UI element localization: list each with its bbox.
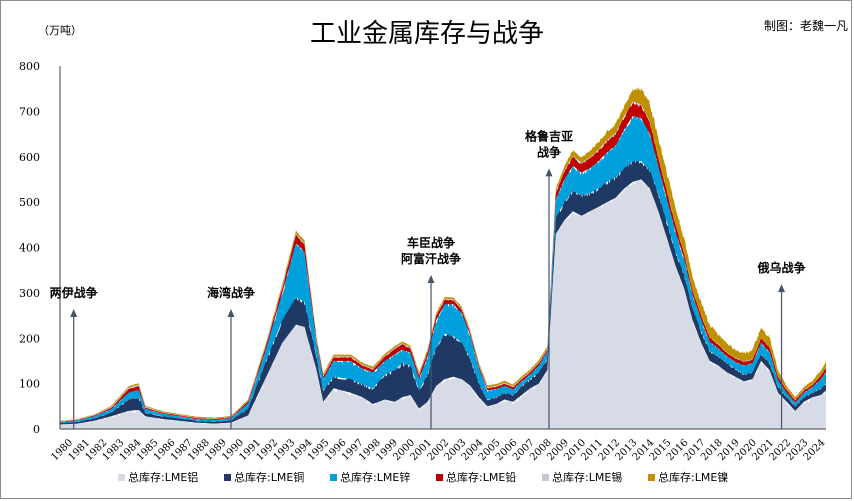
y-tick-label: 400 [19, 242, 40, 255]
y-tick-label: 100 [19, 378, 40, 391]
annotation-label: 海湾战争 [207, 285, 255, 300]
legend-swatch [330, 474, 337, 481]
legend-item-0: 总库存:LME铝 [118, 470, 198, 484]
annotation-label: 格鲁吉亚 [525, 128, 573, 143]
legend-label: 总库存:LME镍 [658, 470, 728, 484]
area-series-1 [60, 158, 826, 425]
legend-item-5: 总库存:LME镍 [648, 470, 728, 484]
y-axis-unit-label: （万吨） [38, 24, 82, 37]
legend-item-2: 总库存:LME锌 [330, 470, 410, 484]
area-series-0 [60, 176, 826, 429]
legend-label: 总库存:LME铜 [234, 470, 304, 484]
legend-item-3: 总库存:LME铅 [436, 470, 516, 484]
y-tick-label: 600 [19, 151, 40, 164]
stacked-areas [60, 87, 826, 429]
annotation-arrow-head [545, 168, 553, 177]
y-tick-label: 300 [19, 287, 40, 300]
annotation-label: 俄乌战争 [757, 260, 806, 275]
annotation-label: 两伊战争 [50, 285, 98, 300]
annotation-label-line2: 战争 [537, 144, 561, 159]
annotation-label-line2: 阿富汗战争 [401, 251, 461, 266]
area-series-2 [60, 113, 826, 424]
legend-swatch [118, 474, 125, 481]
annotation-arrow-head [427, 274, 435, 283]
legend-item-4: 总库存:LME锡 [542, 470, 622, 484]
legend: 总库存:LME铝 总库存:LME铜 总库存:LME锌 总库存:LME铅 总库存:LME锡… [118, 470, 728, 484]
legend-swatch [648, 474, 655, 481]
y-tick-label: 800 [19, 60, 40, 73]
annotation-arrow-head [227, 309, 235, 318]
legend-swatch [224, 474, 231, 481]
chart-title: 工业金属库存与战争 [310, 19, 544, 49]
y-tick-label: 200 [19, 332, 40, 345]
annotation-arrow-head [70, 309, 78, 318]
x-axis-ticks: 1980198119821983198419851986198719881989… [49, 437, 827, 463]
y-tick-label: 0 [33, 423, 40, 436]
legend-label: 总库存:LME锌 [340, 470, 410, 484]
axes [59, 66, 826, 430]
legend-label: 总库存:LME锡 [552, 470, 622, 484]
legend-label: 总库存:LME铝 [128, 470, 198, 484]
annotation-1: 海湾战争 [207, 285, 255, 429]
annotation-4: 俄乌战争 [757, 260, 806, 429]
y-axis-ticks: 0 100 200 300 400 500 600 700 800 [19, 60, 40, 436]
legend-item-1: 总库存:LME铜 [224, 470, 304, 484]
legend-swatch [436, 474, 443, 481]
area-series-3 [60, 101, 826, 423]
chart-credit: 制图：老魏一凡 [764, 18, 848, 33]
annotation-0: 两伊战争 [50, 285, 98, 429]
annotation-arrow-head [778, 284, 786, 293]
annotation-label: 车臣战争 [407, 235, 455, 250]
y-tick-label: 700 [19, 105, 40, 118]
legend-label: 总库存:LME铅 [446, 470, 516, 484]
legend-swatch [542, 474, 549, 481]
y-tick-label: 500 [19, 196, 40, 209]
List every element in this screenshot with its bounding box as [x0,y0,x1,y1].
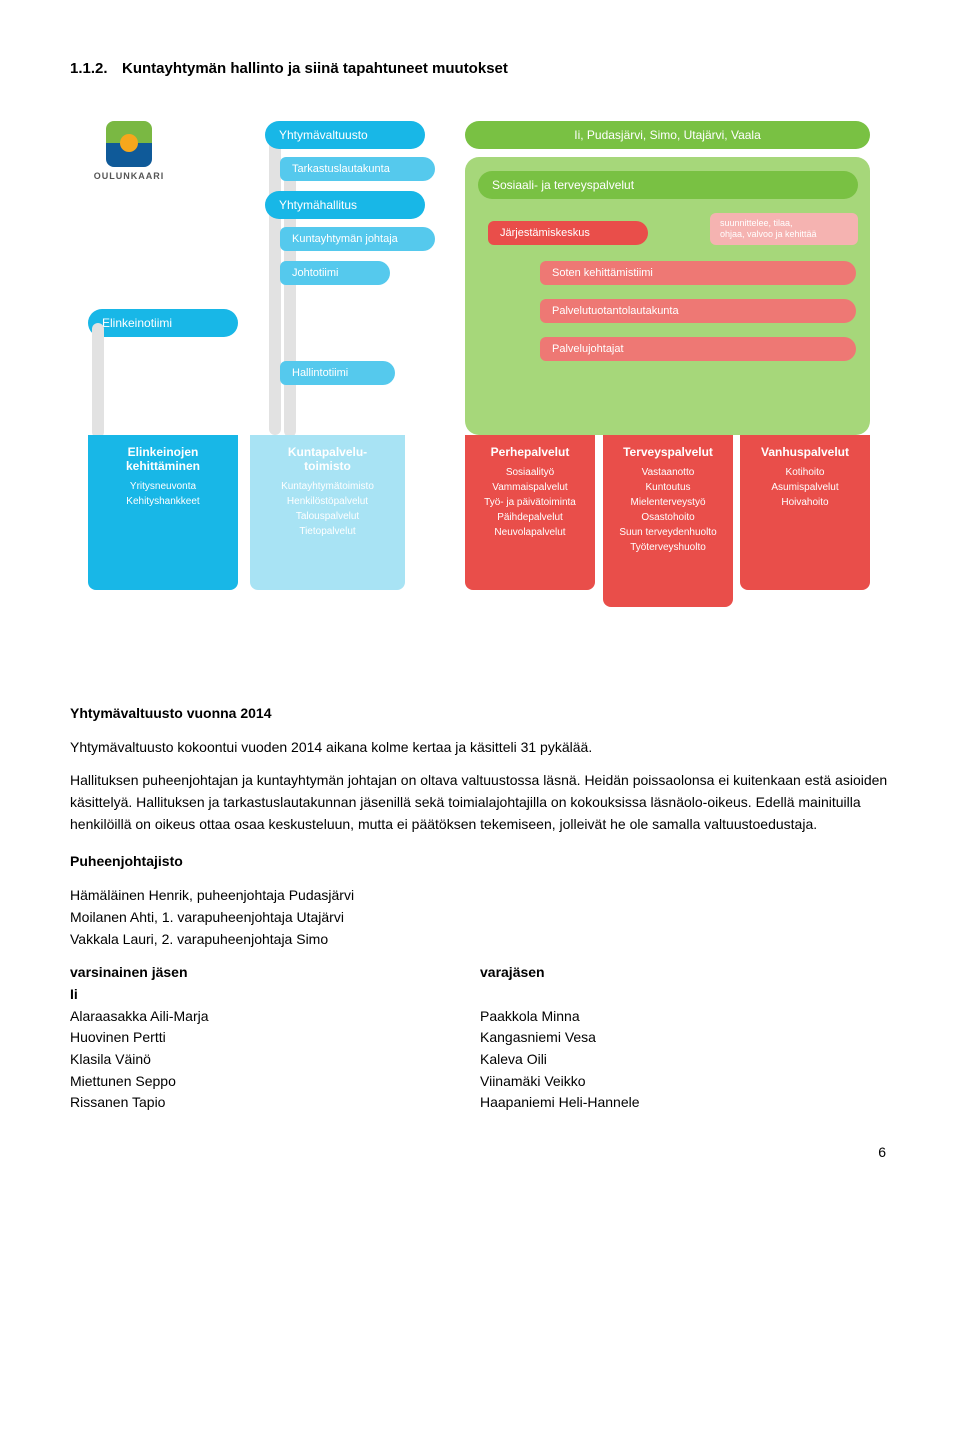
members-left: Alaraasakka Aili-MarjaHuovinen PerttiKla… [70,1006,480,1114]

§

_WORK TO DO_
Reproduce all of the data above line by line without altering anything, and leave out the pictures.

_CORRECT ANSWER_
UI element localization: list each with its bbox.
y-tick-label: 400 [19, 242, 40, 255]
y-tick-label: 100 [19, 378, 40, 391]
annotation-label: 海湾战争 [207, 285, 255, 300]
legend-swatch [330, 474, 337, 481]
legend-item-0: 总库存:LME铝 [118, 470, 198, 484]
annotation-label: 格鲁吉亚 [525, 128, 573, 143]
legend-label: 总库存:LME镍 [658, 470, 728, 484]
area-series-1 [60, 158, 826, 425]
legend-item-5: 总库存:LME镍 [648, 470, 728, 484]
y-axis-unit-label: （万吨） [38, 24, 82, 37]
legend-item-2: 总库存:LME锌 [330, 470, 410, 484]
area-series-0 [60, 176, 826, 429]
legend-label: 总库存:LME铜 [234, 470, 304, 484]
legend-item-3: 总库存:LME铅 [436, 470, 516, 484]
y-tick-label: 600 [19, 151, 40, 164]
stacked-areas [60, 87, 826, 429]
annotation-arrow-head [545, 168, 553, 177]
y-tick-label: 300 [19, 287, 40, 300]
annotation-label: 俄乌战争 [757, 260, 806, 275]
annotation-label: 两伊战争 [50, 285, 98, 300]
annotation-label-line2: 战争 [537, 144, 561, 159]
annotation-label-line2: 阿富汗战争 [401, 251, 461, 266]
area-series-2 [60, 113, 826, 424]
legend-swatch [118, 474, 125, 481]
annotation-arrow-head [427, 274, 435, 283]
legend-item-4: 总库存:LME锡 [542, 470, 622, 484]
legend: 总库存:LME铝 总库存:LME铜 总库存:LME锌 总库存:LME铅 总库存:LME锡… [118, 470, 728, 484]
legend-swatch [648, 474, 655, 481]
y-tick-label: 800 [19, 60, 40, 73]
annotation-arrow-head [227, 309, 235, 318]
legend-swatch [224, 474, 231, 481]
chart-title: 工业金属库存与战争 [310, 19, 544, 49]
y-tick-label: 200 [19, 332, 40, 345]
annotation-arrow-head [70, 309, 78, 318]
x-axis-ticks: 1980198119821983198419851986198719881989… [49, 437, 827, 463]
y-tick-label: 0 [33, 423, 40, 436]
legend-label: 总库存:LME锌 [340, 470, 410, 484]
axes [59, 66, 826, 430]
legend-label: 总库存:LME锡 [552, 470, 622, 484]
legend-label: 总库存:LME铝 [128, 470, 198, 484]
annotation-1: 海湾战争 [207, 285, 255, 429]
annotation-4: 俄乌战争 [757, 260, 806, 429]
y-axis-ticks: 0 100 200 300 400 500 600 700 800 [19, 60, 40, 436]
legend-item-1: 总库存:LME铜 [224, 470, 304, 484]
legend-swatch [436, 474, 443, 481]
area-series-3 [60, 101, 826, 423]
chart-credit: 制图：老魏一凡 [764, 18, 848, 33]
annotation-0: 两伊战争 [50, 285, 98, 429]
annotation-arrow-head [778, 284, 786, 293]
annotation-label: 车臣战争 [407, 235, 455, 250]
y-tick-label: 700 [19, 105, 40, 118]
legend-label: 总库存:LME铅 [446, 470, 516, 484]
legend-swatch [542, 474, 549, 481]
y-tick-label: 500 [19, 196, 40, 209]
List every element in this screenshot with its bounding box as [x0,y0,x1,y1].
members-left: Alaraasakka Aili-MarjaHuovinen PerttiKla… [70,1006,480,1114]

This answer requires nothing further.